## TASK PROMPT:
Identify and copy all lines of the material where the string "find" is found.

━━ GIVEN DATA

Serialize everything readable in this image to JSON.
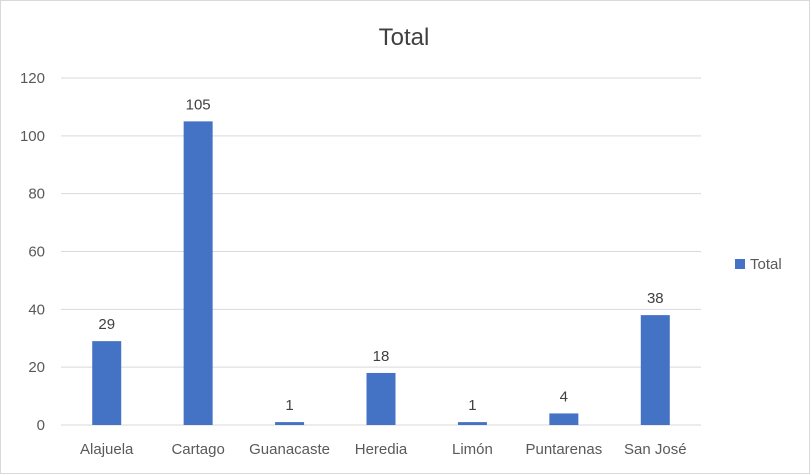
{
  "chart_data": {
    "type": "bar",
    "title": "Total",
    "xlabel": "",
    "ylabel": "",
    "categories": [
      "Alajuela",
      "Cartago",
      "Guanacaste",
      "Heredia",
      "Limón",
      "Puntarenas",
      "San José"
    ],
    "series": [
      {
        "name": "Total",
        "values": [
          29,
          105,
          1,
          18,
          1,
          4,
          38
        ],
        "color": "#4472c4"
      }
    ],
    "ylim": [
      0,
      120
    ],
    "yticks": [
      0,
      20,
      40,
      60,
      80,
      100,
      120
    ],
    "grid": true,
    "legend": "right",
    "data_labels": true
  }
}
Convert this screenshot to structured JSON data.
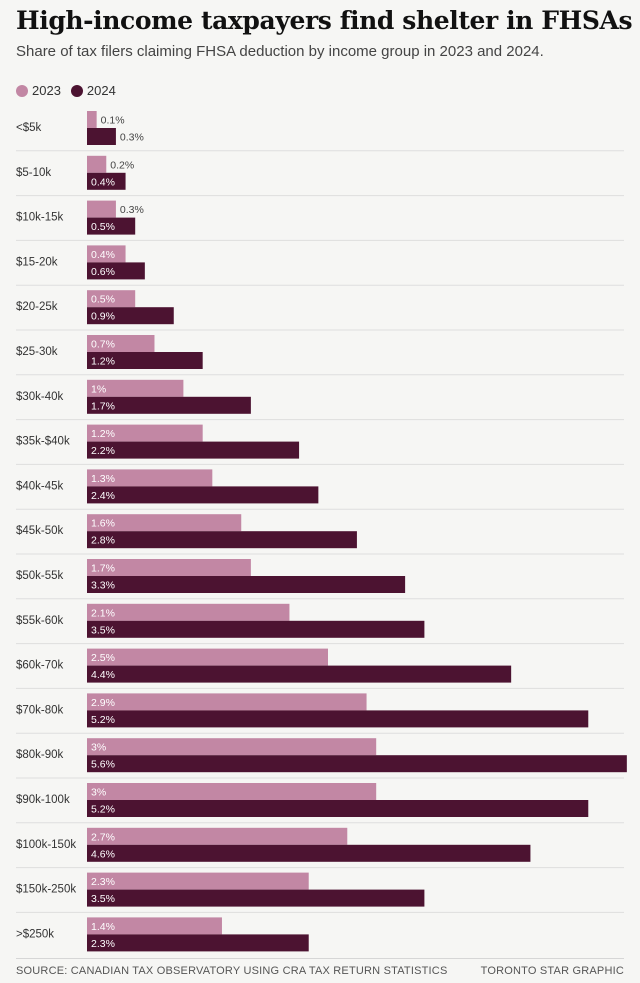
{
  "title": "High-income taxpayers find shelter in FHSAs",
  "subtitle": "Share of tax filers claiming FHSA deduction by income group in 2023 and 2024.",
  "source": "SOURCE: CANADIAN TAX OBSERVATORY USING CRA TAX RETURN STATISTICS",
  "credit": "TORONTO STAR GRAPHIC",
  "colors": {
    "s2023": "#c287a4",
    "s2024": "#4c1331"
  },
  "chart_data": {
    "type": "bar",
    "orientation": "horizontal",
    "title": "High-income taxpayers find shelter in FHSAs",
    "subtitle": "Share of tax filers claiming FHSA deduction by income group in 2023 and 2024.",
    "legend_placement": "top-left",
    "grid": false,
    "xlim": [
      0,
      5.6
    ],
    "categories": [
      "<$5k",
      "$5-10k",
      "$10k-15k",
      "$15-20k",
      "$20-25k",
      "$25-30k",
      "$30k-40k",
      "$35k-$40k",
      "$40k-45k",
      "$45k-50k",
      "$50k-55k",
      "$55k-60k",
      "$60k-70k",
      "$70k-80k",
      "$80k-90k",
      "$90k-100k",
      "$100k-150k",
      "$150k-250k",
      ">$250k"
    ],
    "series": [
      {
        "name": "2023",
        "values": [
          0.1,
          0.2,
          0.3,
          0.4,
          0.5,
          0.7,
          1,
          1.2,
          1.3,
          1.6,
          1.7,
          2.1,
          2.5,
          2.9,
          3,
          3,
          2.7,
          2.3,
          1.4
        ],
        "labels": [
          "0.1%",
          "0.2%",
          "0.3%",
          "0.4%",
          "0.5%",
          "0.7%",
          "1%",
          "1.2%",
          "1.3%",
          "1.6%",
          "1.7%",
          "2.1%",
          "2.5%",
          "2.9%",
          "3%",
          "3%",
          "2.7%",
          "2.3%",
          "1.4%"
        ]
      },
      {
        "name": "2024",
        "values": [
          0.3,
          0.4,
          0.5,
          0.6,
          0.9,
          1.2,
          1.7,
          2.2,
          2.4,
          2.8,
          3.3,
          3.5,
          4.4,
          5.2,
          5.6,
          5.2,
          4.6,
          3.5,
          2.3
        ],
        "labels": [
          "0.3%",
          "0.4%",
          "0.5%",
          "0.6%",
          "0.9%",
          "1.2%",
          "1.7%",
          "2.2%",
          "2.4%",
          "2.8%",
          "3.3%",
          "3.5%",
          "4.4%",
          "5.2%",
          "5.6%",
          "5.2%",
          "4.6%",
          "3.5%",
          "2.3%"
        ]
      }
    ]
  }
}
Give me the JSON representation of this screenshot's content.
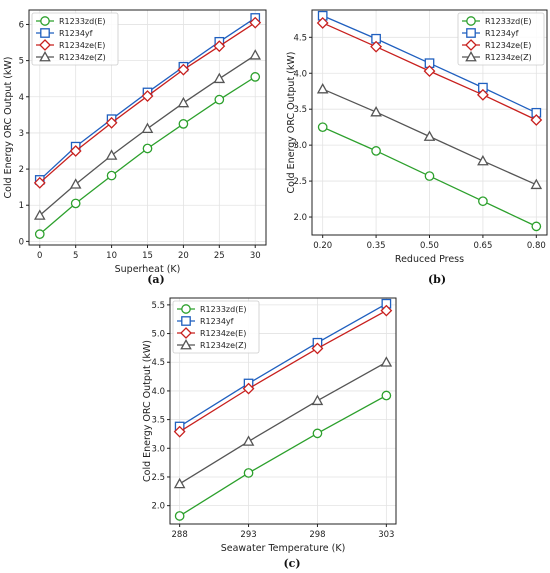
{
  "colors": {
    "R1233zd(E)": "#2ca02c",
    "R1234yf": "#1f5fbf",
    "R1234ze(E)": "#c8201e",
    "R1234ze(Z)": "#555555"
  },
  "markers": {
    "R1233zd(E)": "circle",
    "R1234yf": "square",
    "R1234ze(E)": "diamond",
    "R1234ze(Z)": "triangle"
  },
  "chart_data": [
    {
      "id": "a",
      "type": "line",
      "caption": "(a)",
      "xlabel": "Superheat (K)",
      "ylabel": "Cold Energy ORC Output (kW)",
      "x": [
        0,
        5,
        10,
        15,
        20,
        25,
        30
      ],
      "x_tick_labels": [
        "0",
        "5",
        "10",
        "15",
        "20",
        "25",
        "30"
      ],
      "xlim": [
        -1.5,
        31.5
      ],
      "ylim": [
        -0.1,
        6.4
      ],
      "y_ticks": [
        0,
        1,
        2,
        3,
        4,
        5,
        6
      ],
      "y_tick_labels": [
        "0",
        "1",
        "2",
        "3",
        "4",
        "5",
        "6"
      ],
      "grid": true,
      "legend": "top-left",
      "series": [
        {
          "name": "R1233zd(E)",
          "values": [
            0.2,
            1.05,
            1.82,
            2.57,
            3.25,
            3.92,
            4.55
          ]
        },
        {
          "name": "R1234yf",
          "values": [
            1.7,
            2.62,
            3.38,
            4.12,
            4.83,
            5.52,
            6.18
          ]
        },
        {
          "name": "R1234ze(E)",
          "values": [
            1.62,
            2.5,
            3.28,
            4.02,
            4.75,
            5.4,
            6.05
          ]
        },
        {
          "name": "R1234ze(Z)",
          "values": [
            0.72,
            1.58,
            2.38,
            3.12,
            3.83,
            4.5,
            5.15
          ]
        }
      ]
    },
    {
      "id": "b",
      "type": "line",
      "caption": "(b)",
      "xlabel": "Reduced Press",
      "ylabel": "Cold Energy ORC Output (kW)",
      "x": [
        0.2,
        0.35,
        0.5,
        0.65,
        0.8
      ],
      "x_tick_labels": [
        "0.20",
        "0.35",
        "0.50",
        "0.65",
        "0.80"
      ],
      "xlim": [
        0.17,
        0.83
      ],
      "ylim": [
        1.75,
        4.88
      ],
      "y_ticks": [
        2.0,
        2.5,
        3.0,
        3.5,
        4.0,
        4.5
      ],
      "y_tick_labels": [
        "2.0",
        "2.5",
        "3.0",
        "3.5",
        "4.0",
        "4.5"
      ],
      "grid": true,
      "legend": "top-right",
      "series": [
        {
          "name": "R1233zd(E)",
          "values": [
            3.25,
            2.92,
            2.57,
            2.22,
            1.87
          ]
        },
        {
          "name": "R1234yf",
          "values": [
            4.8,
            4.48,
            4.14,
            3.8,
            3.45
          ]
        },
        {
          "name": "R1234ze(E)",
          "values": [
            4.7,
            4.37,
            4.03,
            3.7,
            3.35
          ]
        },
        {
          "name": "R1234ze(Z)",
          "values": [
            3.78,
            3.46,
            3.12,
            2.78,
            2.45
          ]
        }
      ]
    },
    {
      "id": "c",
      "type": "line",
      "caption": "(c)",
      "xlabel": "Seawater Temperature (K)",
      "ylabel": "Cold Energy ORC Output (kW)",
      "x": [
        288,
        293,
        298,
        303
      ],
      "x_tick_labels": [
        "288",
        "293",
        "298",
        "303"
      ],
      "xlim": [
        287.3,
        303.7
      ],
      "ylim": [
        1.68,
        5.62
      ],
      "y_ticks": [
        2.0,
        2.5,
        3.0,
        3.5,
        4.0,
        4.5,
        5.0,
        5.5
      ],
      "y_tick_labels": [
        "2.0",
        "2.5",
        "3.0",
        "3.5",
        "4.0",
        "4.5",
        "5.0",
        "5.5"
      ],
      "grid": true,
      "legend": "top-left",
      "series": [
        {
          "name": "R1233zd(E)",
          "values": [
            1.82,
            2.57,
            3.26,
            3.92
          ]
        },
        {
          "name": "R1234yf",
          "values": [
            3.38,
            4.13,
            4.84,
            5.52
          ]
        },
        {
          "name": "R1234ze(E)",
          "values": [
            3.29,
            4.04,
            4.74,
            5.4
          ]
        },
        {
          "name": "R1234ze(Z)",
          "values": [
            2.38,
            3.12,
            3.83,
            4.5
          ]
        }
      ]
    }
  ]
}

━━━━

## FINISHED ANSWER:
  "title": "High-income taxpayers find shelter in FHSAs",
    "title": "High-income taxpayers find shelter in FHSAs",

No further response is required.